▸ **Requirement**: Starting at the line that contains "answer-radio[interactable] <box>360 915" and stopping after the line that contains "answer-radio[interactable] <box>360 1034", recast those lines as a Markdown table with columns No and Line. Number each line and leave out blank ones.

▸ **Data for this task**:
(begin)

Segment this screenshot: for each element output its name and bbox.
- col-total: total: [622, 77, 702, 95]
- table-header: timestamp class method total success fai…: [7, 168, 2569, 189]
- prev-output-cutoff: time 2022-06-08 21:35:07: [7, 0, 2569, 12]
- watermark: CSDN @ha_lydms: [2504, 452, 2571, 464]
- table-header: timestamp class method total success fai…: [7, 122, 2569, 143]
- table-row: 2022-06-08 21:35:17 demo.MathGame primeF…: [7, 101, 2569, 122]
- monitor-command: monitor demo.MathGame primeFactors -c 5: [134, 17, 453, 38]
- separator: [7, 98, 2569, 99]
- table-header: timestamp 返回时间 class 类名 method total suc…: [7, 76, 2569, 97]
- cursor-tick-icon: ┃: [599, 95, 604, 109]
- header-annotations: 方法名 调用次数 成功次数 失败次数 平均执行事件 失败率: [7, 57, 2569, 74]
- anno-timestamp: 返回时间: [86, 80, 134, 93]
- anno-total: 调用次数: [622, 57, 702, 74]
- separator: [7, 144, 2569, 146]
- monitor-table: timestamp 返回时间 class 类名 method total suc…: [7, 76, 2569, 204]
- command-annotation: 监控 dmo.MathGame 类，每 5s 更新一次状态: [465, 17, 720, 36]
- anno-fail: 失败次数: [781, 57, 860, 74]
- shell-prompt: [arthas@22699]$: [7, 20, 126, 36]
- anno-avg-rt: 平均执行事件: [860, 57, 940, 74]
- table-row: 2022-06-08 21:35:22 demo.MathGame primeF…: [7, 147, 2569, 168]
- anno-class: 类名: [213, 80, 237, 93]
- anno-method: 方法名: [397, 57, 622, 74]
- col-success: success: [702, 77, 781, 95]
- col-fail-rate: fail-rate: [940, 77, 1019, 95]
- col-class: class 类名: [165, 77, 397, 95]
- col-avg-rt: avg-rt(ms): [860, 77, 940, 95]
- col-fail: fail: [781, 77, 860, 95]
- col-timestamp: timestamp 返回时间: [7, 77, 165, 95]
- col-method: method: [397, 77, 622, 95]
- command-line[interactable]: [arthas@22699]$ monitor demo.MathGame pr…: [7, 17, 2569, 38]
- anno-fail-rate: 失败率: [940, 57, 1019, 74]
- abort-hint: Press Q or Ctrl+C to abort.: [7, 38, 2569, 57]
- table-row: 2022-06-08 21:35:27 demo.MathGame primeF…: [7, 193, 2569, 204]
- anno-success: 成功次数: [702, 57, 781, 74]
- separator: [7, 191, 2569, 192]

(end)
(begin)

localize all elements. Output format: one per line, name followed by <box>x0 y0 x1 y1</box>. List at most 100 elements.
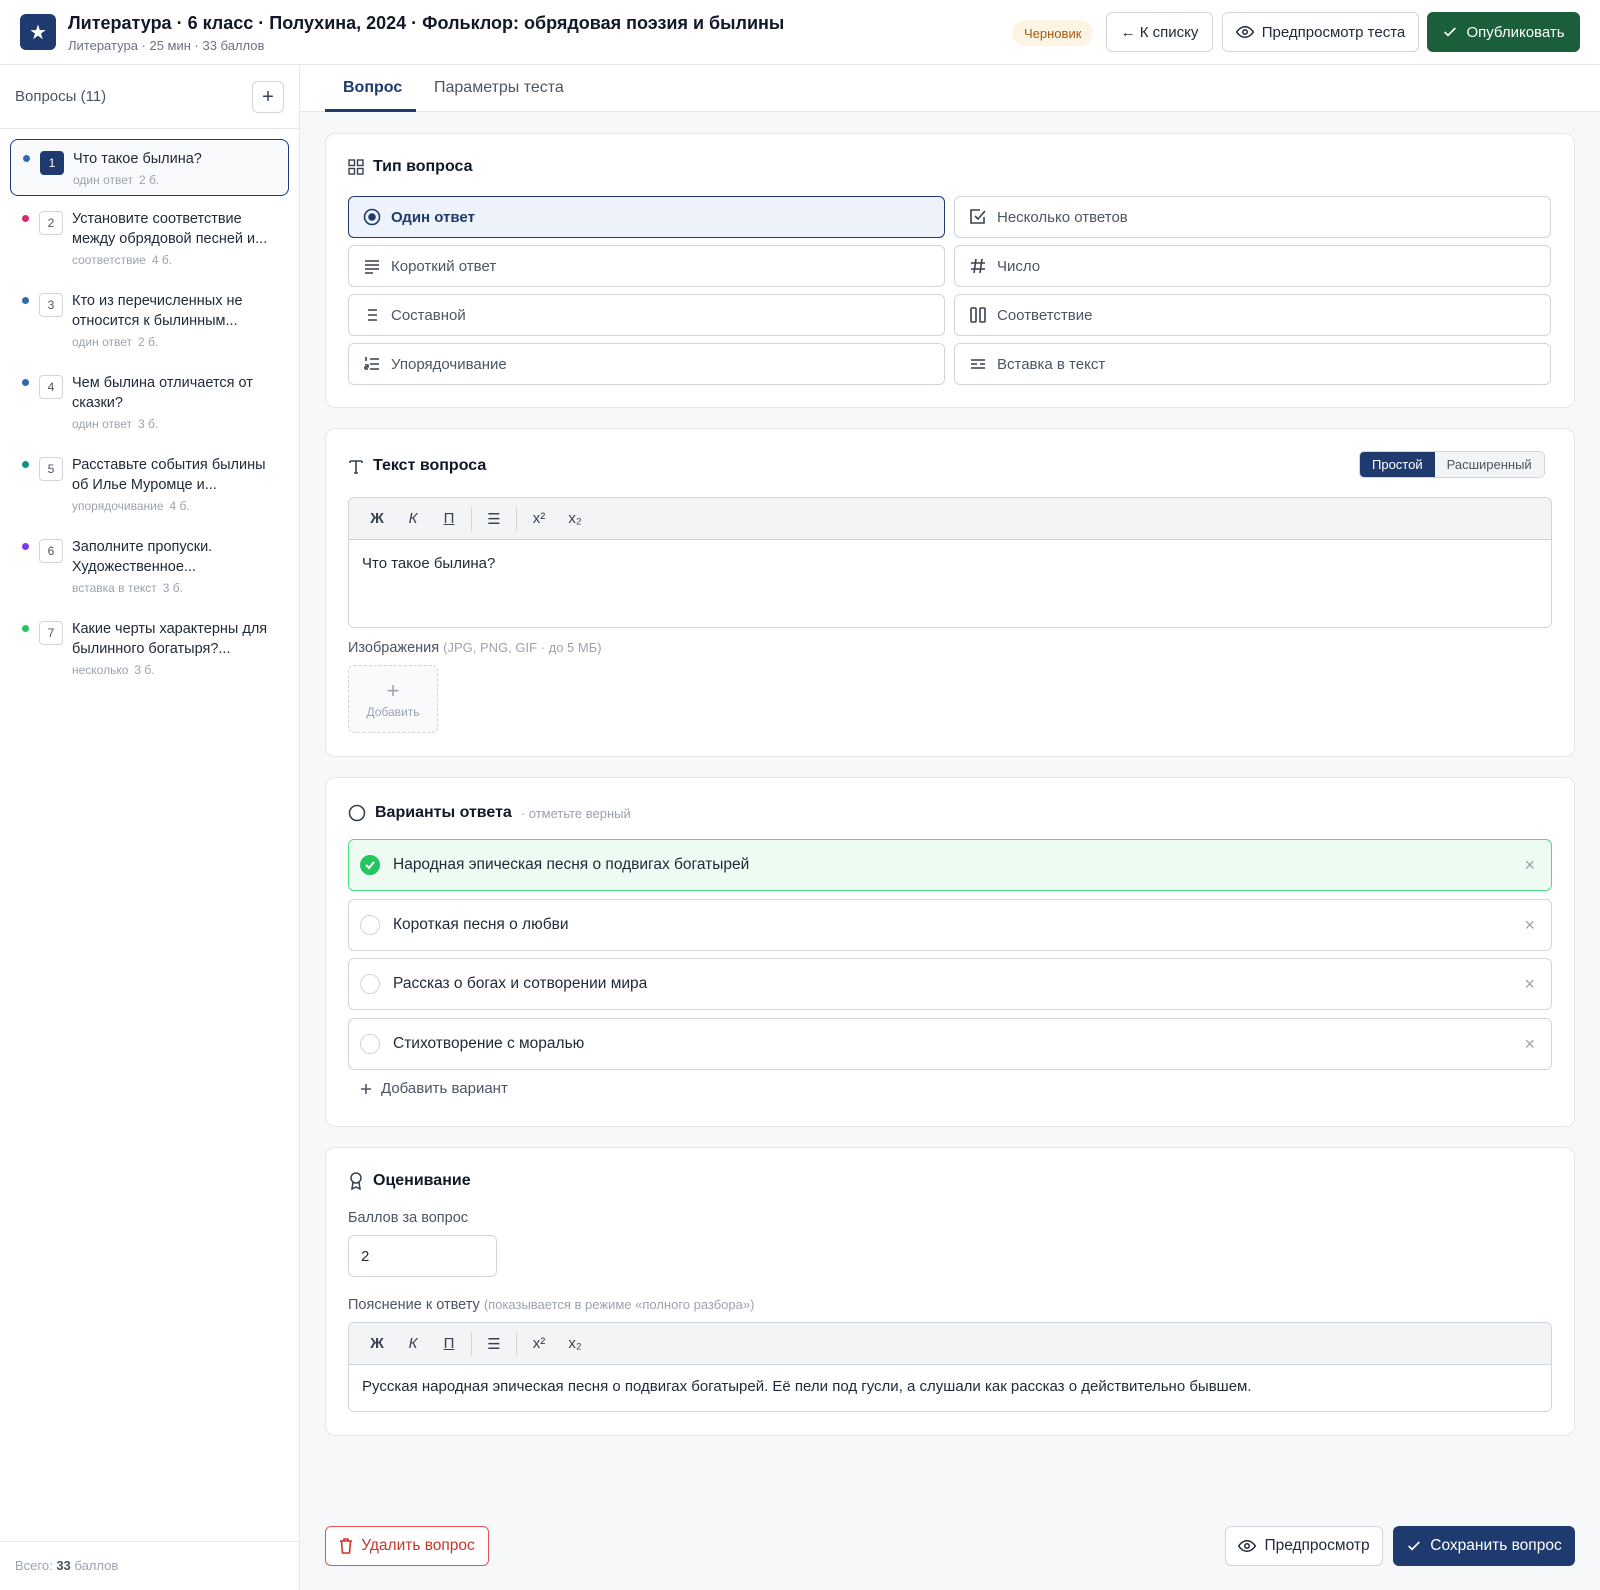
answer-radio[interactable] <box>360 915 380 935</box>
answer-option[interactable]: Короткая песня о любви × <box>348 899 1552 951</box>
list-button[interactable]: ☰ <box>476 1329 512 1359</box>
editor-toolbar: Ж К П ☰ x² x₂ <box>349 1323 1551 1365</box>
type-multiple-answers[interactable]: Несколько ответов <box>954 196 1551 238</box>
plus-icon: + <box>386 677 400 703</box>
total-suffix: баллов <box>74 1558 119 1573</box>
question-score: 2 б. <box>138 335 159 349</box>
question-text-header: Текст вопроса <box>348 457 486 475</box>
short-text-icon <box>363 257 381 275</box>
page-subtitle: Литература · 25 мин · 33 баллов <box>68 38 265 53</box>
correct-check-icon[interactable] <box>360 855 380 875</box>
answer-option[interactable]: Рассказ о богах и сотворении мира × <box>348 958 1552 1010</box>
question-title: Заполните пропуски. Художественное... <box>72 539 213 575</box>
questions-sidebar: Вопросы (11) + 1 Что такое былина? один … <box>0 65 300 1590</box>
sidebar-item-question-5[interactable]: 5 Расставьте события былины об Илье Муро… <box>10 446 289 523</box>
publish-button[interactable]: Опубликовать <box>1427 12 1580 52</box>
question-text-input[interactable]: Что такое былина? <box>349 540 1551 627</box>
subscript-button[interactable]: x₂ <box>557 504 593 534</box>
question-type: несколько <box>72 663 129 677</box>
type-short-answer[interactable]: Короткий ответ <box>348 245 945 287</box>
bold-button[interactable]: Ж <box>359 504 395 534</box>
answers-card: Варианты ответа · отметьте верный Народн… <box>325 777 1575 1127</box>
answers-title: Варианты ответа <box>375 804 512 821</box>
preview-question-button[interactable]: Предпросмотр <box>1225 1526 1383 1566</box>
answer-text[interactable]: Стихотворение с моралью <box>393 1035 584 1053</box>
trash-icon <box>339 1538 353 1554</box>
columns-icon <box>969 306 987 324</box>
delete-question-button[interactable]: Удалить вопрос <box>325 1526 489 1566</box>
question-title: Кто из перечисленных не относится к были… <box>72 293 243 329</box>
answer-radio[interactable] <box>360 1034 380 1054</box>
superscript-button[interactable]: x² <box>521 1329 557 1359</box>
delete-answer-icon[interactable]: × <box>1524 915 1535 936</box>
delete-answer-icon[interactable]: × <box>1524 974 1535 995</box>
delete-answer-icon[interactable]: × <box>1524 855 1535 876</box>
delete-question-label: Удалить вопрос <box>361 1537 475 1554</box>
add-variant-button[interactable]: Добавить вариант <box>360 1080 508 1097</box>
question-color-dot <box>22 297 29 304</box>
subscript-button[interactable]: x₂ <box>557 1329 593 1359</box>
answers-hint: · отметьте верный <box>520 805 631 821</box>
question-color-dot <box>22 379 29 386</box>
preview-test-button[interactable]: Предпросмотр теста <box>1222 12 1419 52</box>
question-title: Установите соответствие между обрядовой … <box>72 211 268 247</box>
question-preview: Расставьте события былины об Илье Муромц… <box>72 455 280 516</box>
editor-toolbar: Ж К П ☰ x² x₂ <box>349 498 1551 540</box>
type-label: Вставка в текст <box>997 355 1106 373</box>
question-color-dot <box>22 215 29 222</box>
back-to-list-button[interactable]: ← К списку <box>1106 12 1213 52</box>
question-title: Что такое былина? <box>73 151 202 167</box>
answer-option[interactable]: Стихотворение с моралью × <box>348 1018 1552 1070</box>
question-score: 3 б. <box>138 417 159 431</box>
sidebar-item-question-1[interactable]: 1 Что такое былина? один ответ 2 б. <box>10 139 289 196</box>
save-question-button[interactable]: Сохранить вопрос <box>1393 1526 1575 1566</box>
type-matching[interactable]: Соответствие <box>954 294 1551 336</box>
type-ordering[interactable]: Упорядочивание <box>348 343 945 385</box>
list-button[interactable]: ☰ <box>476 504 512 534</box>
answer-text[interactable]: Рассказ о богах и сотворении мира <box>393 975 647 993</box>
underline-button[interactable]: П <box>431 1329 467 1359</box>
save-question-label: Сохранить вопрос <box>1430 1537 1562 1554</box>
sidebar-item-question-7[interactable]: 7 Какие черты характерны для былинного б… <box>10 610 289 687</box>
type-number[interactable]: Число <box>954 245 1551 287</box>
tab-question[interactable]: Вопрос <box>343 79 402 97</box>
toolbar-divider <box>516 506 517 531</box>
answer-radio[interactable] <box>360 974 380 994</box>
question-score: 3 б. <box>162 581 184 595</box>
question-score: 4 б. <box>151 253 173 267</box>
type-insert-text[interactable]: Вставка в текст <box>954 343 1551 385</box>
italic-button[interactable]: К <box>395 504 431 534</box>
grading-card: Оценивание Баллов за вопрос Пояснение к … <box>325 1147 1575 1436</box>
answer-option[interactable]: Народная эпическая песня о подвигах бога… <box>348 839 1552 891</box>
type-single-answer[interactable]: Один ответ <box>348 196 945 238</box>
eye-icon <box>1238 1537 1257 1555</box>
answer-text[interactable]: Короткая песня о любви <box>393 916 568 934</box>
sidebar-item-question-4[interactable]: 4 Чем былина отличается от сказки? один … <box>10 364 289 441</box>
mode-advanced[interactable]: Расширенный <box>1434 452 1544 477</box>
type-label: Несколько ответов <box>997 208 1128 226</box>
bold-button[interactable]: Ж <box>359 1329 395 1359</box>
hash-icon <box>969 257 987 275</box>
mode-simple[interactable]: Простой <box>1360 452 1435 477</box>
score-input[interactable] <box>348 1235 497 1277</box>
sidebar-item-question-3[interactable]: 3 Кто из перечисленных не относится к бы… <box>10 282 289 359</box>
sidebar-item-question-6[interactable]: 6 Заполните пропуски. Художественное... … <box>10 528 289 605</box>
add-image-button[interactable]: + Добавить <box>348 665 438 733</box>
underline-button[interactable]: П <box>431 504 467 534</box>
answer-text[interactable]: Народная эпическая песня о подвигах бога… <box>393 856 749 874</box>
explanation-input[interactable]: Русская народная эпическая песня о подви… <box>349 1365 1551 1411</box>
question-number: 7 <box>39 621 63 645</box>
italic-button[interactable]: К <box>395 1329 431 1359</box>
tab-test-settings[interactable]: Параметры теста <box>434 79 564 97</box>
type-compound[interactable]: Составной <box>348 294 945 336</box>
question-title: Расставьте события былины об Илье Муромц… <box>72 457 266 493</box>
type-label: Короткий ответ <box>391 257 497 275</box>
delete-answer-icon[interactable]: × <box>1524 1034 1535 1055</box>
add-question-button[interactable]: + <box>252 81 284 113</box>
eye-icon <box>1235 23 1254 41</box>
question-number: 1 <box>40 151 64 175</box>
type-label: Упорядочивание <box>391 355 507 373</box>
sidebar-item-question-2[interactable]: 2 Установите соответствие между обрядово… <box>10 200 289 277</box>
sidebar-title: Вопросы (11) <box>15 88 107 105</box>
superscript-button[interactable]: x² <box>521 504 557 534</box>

(end)
(begin)

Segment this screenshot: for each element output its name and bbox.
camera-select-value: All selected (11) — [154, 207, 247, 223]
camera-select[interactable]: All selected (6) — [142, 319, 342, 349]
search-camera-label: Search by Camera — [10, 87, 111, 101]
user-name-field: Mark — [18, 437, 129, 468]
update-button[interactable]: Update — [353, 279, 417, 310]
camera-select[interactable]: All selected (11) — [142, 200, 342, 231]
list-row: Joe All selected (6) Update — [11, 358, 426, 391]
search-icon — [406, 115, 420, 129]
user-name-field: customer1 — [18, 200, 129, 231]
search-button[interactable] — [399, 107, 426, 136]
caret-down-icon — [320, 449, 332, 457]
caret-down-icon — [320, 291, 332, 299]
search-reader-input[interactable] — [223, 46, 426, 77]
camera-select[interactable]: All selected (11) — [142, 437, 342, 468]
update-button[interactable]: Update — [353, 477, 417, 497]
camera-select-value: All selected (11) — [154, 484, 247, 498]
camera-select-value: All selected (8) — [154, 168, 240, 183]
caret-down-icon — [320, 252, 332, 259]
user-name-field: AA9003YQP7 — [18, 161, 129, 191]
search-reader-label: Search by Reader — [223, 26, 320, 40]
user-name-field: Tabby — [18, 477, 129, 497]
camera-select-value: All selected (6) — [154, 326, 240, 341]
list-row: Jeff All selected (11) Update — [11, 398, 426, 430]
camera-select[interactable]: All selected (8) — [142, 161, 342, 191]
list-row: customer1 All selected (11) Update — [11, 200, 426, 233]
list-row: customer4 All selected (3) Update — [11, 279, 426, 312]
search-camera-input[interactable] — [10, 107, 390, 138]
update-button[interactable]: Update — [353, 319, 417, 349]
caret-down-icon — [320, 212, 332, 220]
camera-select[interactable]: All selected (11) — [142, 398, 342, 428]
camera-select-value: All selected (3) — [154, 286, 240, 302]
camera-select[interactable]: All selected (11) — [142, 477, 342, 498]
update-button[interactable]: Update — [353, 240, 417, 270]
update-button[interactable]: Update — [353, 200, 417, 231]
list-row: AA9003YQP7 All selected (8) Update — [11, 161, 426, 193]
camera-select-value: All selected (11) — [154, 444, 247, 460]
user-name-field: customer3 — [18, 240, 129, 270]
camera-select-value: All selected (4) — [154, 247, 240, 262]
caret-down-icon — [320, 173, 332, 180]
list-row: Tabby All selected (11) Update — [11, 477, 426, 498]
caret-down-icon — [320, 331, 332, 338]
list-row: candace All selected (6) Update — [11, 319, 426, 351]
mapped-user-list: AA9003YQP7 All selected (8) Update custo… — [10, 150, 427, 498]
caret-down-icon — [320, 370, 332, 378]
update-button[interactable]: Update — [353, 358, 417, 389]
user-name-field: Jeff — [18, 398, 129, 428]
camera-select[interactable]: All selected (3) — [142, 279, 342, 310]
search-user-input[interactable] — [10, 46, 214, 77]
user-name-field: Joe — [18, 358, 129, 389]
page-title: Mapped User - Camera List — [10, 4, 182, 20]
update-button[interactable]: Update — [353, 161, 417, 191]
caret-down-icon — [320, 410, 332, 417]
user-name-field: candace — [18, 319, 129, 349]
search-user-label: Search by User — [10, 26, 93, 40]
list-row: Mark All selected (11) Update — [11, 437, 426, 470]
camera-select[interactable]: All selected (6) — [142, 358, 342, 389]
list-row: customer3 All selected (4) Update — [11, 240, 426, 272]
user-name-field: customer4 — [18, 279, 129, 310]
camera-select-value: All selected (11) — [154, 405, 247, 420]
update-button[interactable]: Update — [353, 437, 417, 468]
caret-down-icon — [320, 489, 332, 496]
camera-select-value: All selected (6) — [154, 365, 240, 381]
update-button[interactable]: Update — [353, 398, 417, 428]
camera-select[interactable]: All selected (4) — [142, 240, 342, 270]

(end)

▸ **Reply to the exercise**:
| No | Line |
|---|---|
| 1 | answer-radio[interactable] <box>360 915 380 935</box> |
| 2 | answer-option[interactable]: Короткая песня о любви × <box>348 899 1552 951</box> |
| 3 | list-button[interactable]: ☰ <box>476 1329 512 1359</box> |
| 4 | editor-toolbar: Ж К П ☰ x² x₂ <box>349 1323 1551 1365</box> |
| 5 | type-multiple-answers[interactable]: Несколько ответов <box>954 196 1551 238</box> |
| 6 | plus-icon: + <box>386 677 400 703</box> |
| 7 | total-suffix: баллов <box>74 1558 119 1573</box> |
| 8 | question-score: 2 б. <box>138 335 159 349</box> |
| 9 | question-text-header: Текст вопроса <box>348 457 486 475</box> |
| 10 | short-text-icon <box>363 257 381 275</box> |
| 11 | page-subtitle: Литература · 25 мин · 33 баллов <box>68 38 265 53</box> |
| 12 | correct-check-icon[interactable] <box>360 855 380 875</box> |
| 13 | answer-option[interactable]: Рассказ о богах и сотворении мира × <box>348 958 1552 1010</box> |
| 14 | question-title: Заполните пропуски. Художественное... <box>72 539 213 575</box> |
| 15 | questions-sidebar: Вопросы (11) + 1 Что такое былина? один … <box>0 65 300 1590</box> |
| 16 | sidebar-item-question-5[interactable]: 5 Расставьте события былины об Илье Муро… <box>10 446 289 523</box> |
| 17 | publish-button[interactable]: Опубликовать <box>1427 12 1580 52</box> |
| 18 | question-text-input[interactable]: Что такое былина? <box>349 540 1551 627</box> |
| 19 | subscript-button[interactable]: x₂ <box>557 504 593 534</box> |
| 20 | question-type: несколько <box>72 663 129 677</box> |
| 21 | type-short-answer[interactable]: Короткий ответ <box>348 245 945 287</box> |
| 22 | bold-button[interactable]: Ж <box>359 504 395 534</box> |
| 23 | answers-card: Варианты ответа · отметьте верный Народн… <box>325 777 1575 1127</box> |
| 24 | answers-title: Варианты ответа <box>375 804 512 821</box> |
| 25 | preview-question-button[interactable]: Предпросмотр <box>1225 1526 1383 1566</box> |
| 26 | answer-text[interactable]: Стихотворение с моралью <box>393 1035 584 1053</box> |
| 27 | trash-icon <box>339 1538 353 1554</box> |
| 28 | columns-icon <box>969 306 987 324</box> |
| 29 | delete-question-button[interactable]: Удалить вопрос <box>325 1526 489 1566</box> |
| 30 | question-title: Кто из перечисленных не относится к были… <box>72 293 243 329</box> |
| 31 | answer-radio[interactable] <box>360 1034 380 1054</box> |